**AIM:** Using the material below, copy every line where "ylabel" appears.

**EXCERPTED RECORDS:**
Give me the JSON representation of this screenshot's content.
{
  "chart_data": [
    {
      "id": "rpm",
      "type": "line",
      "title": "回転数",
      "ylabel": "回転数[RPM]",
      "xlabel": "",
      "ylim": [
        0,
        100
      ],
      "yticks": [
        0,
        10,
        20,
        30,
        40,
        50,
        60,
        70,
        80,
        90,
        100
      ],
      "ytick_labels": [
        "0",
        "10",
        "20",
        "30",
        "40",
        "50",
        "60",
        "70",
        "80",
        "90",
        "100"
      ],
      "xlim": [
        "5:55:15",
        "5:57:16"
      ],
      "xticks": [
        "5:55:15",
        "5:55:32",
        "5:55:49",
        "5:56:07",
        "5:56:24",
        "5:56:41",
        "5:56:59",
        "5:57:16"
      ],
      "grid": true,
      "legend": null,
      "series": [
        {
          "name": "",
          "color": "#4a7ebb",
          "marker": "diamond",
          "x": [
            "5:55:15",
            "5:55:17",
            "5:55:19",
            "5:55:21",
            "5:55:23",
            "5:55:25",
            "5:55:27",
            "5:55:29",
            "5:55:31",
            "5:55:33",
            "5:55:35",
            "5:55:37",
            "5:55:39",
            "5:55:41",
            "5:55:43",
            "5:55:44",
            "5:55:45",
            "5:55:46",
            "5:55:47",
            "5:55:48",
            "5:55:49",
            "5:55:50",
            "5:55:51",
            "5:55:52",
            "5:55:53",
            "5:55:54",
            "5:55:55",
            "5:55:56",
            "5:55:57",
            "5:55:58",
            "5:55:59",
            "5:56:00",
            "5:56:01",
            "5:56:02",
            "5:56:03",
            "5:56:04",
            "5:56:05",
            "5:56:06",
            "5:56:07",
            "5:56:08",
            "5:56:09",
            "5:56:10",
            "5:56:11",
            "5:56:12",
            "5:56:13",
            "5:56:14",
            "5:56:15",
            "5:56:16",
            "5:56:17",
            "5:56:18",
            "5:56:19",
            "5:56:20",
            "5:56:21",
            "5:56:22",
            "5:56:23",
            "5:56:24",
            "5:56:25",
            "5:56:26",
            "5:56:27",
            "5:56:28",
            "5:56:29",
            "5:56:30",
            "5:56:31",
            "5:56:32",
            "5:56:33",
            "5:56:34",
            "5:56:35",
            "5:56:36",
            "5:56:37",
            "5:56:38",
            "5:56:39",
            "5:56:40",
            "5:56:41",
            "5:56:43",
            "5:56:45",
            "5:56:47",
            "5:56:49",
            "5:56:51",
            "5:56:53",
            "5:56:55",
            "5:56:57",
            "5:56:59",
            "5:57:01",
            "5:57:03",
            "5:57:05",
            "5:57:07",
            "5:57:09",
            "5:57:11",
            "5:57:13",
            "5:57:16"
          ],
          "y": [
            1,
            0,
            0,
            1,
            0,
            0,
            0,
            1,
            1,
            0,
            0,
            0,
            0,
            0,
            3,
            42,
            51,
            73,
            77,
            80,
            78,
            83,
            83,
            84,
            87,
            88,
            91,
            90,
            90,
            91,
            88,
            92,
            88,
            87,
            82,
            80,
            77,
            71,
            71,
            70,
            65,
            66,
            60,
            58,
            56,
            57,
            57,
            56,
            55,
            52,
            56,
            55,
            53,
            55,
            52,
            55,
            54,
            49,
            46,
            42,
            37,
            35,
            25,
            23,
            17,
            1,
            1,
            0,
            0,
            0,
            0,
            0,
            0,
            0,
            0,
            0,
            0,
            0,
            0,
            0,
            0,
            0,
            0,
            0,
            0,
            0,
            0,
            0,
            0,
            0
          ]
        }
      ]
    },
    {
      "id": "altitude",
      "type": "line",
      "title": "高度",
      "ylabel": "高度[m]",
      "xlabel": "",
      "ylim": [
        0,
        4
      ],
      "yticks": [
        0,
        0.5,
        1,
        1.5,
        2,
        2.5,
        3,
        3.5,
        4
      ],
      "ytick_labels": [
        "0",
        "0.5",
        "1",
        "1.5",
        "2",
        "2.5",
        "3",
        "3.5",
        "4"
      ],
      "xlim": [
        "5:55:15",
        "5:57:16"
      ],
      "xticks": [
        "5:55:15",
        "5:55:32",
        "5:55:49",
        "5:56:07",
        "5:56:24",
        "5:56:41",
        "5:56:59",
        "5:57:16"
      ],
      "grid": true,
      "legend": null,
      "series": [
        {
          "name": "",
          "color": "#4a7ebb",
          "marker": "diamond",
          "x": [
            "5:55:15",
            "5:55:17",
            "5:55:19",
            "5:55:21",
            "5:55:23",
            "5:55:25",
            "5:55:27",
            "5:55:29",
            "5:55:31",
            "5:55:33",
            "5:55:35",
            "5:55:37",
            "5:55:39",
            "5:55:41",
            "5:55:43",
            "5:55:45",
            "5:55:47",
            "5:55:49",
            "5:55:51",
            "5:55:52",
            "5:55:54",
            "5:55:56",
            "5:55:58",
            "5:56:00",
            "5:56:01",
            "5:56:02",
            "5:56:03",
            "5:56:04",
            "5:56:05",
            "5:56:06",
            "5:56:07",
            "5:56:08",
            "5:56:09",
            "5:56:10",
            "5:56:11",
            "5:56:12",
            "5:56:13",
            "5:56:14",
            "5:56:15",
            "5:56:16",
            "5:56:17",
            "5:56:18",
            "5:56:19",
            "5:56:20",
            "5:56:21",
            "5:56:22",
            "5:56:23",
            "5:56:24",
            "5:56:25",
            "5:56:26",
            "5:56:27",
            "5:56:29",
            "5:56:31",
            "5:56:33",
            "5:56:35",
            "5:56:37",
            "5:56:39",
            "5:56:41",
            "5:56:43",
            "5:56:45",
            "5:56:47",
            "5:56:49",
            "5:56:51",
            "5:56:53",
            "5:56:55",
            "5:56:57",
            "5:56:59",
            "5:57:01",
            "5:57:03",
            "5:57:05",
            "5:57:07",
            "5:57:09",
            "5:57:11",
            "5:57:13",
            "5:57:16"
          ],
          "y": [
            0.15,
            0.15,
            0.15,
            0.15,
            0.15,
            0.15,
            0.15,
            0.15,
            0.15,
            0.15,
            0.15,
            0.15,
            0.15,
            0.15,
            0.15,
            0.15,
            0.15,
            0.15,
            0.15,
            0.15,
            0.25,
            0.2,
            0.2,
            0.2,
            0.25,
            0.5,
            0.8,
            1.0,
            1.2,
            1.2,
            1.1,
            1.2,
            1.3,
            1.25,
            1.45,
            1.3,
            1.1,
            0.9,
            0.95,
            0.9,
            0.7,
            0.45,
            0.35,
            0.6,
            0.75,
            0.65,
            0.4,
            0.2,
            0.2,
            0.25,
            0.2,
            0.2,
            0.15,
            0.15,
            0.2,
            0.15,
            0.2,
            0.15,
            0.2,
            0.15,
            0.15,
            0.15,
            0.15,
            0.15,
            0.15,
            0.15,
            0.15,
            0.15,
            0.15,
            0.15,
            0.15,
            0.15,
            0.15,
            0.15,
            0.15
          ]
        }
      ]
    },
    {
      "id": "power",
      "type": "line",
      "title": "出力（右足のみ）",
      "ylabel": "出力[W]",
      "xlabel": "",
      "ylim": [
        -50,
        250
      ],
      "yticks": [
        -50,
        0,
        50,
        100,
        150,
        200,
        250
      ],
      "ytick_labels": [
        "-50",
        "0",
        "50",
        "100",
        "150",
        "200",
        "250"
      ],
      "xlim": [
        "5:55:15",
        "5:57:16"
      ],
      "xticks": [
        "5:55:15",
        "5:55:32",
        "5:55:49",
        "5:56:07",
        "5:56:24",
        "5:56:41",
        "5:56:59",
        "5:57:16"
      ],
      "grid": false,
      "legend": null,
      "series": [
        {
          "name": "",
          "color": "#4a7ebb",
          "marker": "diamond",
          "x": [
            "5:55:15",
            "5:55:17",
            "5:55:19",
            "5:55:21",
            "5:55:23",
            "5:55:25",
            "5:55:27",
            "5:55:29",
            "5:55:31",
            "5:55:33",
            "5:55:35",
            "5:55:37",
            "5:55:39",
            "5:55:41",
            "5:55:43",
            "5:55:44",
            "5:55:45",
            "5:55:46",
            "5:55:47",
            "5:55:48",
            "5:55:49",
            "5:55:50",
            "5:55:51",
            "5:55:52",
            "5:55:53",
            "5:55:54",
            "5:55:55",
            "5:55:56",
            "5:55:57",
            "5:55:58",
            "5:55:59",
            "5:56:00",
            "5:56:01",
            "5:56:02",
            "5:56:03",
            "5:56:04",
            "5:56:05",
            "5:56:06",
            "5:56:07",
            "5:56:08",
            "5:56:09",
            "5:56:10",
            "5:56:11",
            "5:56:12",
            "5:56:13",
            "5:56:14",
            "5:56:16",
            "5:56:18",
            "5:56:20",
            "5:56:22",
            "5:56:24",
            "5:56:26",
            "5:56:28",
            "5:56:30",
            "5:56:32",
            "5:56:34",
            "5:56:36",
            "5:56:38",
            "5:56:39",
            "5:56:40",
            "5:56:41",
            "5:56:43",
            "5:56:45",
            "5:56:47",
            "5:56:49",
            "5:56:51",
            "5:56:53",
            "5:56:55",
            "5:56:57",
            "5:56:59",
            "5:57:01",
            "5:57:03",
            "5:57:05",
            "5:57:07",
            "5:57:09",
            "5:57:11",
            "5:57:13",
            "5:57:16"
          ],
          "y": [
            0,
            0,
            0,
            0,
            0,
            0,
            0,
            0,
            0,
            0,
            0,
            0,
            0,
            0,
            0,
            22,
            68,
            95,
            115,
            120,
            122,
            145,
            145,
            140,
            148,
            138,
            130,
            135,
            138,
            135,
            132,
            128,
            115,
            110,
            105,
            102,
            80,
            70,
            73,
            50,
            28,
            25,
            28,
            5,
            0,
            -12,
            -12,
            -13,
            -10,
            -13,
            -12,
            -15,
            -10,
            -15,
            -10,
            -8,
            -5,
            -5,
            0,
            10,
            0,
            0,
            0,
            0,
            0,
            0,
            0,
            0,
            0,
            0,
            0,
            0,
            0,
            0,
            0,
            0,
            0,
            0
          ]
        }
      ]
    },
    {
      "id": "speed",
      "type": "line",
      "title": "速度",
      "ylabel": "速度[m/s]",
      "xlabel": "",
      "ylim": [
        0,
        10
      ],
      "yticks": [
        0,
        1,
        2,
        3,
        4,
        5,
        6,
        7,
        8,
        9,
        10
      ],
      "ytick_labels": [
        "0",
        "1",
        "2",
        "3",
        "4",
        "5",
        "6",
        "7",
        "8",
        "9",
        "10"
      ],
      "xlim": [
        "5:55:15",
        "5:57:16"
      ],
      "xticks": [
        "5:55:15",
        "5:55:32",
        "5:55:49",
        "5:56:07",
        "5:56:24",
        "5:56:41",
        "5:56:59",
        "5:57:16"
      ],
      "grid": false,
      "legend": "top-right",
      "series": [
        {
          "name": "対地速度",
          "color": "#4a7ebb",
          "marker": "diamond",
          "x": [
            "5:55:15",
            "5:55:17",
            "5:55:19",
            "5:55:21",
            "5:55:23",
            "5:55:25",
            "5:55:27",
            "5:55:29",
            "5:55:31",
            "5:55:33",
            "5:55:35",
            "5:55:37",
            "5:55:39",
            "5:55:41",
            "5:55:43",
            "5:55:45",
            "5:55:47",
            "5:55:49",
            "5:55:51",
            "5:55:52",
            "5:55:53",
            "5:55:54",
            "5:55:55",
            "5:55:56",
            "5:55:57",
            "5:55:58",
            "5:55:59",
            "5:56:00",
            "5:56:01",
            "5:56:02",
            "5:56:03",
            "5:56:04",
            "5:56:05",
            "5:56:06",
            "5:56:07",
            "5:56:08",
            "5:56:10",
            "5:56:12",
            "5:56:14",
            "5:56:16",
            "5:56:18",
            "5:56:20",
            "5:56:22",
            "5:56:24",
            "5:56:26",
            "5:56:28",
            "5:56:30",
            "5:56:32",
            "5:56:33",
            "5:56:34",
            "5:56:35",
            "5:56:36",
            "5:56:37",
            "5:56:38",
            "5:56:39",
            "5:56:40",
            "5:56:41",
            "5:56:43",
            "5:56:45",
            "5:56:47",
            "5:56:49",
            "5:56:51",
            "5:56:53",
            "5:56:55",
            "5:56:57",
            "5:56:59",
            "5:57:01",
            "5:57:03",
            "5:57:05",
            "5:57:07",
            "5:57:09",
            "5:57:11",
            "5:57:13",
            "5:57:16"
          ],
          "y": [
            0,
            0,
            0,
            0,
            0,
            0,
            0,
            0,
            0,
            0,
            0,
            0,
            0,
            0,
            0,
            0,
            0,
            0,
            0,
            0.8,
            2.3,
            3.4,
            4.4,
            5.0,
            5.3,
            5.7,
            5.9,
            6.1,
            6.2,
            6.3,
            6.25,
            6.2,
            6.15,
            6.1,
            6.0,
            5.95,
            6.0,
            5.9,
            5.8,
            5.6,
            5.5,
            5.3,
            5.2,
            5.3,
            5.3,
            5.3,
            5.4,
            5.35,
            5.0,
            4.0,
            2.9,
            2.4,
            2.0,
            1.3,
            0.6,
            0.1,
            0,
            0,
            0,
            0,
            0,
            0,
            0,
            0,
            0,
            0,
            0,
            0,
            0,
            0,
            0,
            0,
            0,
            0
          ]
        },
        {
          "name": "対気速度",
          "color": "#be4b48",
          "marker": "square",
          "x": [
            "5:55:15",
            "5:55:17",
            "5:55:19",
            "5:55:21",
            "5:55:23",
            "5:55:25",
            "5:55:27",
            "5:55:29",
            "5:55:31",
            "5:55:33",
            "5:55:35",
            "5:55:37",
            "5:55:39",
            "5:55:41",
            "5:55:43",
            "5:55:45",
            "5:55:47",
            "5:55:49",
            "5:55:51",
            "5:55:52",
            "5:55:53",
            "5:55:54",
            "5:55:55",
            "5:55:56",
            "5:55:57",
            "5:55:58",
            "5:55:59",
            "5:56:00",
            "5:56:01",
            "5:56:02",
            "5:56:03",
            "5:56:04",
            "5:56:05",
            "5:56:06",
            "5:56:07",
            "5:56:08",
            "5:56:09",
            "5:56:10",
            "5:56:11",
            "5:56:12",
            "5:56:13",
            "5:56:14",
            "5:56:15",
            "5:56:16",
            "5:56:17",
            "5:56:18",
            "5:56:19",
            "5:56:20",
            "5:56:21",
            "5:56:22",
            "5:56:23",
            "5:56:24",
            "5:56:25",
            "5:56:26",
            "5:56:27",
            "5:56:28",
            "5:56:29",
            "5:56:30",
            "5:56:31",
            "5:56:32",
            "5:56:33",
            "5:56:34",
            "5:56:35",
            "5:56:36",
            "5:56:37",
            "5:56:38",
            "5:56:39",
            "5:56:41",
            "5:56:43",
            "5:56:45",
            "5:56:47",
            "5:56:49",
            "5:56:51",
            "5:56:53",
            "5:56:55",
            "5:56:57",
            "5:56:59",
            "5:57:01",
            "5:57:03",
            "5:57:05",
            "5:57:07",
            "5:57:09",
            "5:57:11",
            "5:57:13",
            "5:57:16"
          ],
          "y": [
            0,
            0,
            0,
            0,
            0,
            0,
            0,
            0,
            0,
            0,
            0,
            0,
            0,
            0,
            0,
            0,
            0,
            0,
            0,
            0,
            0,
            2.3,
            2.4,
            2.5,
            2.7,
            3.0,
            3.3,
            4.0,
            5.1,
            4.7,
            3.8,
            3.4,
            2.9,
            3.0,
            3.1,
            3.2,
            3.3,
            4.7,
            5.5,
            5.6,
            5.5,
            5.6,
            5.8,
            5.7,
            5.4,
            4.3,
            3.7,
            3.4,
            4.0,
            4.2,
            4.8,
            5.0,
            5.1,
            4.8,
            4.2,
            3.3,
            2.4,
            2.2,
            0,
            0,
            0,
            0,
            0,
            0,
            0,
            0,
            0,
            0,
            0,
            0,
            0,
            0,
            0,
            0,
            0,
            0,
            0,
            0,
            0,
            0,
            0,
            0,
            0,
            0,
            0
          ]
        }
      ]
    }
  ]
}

**WRITTEN SOLUTION:**
      "ylabel": "回転数[RPM]",
      "ylabel": "高度[m]",
      "ylabel": "出力[W]",
      "ylabel": "速度[m/s]",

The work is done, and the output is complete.